GIVEN EXERCISE:
Scan the lines below; pull out those with "负责施工区域的安全防护标准化的实施".

RECORDED INFORMATION:
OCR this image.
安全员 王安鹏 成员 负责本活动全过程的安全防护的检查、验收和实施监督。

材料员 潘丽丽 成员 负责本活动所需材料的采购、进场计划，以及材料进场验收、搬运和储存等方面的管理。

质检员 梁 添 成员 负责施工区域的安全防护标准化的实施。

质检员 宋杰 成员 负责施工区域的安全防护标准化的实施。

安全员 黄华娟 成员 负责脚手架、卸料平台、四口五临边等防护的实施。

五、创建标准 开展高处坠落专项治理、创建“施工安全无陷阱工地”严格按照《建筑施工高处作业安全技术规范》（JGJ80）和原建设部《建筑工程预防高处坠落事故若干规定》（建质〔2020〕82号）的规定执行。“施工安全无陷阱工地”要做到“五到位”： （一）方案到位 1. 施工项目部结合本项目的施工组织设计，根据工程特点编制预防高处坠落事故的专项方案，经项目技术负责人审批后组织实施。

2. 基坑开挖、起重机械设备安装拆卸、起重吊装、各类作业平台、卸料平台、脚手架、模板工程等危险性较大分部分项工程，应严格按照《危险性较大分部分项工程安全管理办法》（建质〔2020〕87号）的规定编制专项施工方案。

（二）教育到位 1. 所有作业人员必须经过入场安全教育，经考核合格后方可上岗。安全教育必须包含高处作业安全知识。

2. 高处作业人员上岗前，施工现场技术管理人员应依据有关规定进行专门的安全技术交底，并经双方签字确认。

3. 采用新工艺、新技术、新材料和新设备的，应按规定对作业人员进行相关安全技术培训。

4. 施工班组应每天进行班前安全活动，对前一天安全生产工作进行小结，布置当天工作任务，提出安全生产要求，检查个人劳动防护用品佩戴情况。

THE REPLY:
质检员 梁 添 成员 负责施工区域的安全防护标准化的实施。
质检员 宋杰 成员 负责施工区域的安全防护标准化的实施。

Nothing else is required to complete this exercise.